▶ _Do this_
Filter out everything except lines holding "text".

[Data records]
[START]
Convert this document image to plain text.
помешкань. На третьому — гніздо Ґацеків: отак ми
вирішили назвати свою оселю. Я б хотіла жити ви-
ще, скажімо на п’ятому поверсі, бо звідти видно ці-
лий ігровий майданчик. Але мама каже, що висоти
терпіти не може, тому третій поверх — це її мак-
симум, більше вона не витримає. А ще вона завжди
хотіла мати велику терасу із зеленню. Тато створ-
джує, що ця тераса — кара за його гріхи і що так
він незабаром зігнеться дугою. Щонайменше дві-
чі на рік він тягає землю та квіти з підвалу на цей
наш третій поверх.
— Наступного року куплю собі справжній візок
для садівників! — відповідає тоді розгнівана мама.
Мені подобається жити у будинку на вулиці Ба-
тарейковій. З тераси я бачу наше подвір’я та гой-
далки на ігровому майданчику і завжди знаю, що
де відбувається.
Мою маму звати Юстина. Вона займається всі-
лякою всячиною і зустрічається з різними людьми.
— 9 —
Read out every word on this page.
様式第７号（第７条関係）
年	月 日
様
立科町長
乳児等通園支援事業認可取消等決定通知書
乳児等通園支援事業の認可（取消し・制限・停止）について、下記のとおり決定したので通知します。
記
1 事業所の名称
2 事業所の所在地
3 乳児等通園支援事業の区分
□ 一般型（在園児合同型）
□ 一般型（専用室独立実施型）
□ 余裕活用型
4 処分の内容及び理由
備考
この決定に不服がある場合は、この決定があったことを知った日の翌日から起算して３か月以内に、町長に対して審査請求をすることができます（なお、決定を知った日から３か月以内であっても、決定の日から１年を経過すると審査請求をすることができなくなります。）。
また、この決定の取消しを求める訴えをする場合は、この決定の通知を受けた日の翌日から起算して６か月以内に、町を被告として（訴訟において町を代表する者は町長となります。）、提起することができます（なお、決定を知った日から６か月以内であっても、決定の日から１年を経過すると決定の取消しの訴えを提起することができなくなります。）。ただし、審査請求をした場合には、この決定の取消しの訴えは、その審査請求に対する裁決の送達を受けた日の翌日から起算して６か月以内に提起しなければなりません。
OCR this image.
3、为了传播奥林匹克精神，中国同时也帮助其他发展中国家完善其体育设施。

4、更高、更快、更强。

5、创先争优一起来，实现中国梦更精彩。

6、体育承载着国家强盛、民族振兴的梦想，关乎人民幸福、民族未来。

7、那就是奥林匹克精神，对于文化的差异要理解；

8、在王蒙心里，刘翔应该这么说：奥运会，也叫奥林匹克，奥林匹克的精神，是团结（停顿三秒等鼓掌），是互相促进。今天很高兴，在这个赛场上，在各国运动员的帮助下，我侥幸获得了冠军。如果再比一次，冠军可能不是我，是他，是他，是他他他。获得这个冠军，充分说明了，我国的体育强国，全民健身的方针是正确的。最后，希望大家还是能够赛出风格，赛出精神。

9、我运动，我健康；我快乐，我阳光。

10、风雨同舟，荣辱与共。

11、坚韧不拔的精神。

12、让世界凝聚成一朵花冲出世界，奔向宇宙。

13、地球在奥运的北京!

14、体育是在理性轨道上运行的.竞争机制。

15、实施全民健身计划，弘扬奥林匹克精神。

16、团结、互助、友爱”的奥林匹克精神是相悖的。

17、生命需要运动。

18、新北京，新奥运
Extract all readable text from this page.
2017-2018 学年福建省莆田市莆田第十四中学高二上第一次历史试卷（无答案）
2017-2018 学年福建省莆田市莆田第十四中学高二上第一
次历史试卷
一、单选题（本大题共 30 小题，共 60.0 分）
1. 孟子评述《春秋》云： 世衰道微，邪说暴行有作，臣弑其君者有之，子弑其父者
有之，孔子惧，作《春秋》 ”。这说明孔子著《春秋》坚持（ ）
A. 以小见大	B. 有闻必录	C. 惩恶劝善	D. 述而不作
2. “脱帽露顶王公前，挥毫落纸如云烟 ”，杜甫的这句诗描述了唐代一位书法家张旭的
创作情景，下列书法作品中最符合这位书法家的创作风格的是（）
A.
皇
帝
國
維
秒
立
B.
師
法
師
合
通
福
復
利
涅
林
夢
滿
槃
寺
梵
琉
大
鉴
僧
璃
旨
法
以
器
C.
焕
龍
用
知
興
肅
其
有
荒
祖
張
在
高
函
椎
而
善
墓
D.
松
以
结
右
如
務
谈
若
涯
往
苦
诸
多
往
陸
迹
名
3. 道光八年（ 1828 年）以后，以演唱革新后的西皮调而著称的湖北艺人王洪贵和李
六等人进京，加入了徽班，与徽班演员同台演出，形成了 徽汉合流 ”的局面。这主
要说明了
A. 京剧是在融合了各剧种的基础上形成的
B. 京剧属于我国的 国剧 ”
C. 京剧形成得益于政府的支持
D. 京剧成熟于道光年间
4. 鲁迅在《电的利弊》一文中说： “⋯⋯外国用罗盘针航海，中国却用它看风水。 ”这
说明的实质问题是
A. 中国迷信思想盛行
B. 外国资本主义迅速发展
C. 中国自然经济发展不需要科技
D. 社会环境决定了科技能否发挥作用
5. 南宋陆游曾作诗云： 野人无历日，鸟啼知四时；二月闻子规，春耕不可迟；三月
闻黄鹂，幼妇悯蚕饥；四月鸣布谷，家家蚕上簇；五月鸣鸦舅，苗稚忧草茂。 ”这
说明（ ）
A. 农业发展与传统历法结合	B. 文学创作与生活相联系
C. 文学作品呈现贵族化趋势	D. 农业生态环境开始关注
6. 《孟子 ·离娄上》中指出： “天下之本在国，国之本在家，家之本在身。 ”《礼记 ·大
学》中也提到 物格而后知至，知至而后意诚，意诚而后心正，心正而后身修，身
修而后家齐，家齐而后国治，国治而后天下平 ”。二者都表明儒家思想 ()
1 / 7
[END]
▶ _Solution to this exercise_
Convert this document image to plain text.
Extract all readable text from this page.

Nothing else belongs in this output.